Begin Data excerpts

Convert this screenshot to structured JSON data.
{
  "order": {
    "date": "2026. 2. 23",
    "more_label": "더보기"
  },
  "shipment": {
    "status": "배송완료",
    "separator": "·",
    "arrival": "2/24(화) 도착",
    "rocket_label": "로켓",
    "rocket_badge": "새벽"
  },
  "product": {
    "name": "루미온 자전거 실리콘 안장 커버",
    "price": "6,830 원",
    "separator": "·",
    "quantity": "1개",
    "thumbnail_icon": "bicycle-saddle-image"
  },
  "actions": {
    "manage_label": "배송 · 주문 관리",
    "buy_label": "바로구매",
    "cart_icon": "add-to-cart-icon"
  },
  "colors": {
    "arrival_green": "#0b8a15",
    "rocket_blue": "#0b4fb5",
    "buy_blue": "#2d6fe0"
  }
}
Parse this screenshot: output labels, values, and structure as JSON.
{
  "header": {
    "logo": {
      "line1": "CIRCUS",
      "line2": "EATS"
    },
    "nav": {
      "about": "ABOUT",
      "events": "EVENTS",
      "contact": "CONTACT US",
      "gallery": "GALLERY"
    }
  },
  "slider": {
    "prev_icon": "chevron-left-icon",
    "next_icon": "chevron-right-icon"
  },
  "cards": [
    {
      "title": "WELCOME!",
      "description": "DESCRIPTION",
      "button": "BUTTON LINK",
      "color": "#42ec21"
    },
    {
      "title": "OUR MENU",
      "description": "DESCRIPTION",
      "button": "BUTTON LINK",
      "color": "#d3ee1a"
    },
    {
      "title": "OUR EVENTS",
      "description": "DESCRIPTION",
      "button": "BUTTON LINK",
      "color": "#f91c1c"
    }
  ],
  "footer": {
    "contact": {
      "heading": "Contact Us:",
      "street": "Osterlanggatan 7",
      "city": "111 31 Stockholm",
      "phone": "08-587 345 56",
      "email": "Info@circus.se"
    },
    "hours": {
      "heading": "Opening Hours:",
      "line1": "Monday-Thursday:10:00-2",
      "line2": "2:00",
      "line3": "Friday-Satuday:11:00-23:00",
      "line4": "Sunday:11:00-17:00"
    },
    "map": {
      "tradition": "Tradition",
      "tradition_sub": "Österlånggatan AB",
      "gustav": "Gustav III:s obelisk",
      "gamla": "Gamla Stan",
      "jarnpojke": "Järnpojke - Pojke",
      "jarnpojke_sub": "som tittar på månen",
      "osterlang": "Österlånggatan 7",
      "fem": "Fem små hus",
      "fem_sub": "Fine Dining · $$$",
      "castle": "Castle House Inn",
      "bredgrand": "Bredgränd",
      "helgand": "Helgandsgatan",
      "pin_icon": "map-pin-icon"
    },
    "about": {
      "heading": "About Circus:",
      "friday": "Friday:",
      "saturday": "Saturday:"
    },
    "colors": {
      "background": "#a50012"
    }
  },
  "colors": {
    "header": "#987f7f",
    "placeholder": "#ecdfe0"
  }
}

End Data excerpts

**Exercise requirements**:
Set down, unchanged, the line that contains "Parse this screenshot: output" together with every later line in the records, through the last one.

**Full solution**:
Parse this screenshot: output labels, values, and structure as JSON.
{
  "header": {
    "logo": {
      "line1": "CIRCUS",
      "line2": "EATS"
    },
    "nav": {
      "about": "ABOUT",
      "events": "EVENTS",
      "contact": "CONTACT US",
      "gallery": "GALLERY"
    }
  },
  "slider": {
    "prev_icon": "chevron-left-icon",
    "next_icon": "chevron-right-icon"
  },
  "cards": [
    {
      "title": "WELCOME!",
      "description": "DESCRIPTION",
      "button": "BUTTON LINK",
      "color": "#42ec21"
    },
    {
      "title": "OUR MENU",
      "description": "DESCRIPTION",
      "button": "BUTTON LINK",
      "color": "#d3ee1a"
    },
    {
      "title": "OUR EVENTS",
      "description": "DESCRIPTION",
      "button": "BUTTON LINK",
      "color": "#f91c1c"
    }
  ],
  "footer": {
    "contact": {
      "heading": "Contact Us:",
      "street": "Osterlanggatan 7",
      "city": "111 31 Stockholm",
      "phone": "08-587 345 56",
      "email": "Info@circus.se"
    },
    "hours": {
      "heading": "Opening Hours:",
      "line1": "Monday-Thursday:10:00-2",
      "line2": "2:00",
      "line3": "Friday-Satuday:11:00-23:00",
      "line4": "Sunday:11:00-17:00"
    },
    "map": {
      "tradition": "Tradition",
      "tradition_sub": "Österlånggatan AB",
      "gustav": "Gustav III:s obelisk",
      "gamla": "Gamla Stan",
      "jarnpojke": "Järnpojke - Pojke",
      "jarnpojke_sub": "som tittar på månen",
      "osterlang": "Österlånggatan 7",
      "fem": "Fem små hus",
      "fem_sub": "Fine Dining · $$$",
      "castle": "Castle House Inn",
      "bredgrand": "Bredgränd",
      "helgand": "Helgandsgatan",
      "pin_icon": "map-pin-icon"
    },
    "about": {
      "heading": "About Circus:",
      "friday": "Friday:",
      "saturday": "Saturday:"
    },
    "colors": {
      "background": "#a50012"
    }
  },
  "colors": {
    "header": "#987f7f",
    "placeholder": "#ecdfe0"
  }
}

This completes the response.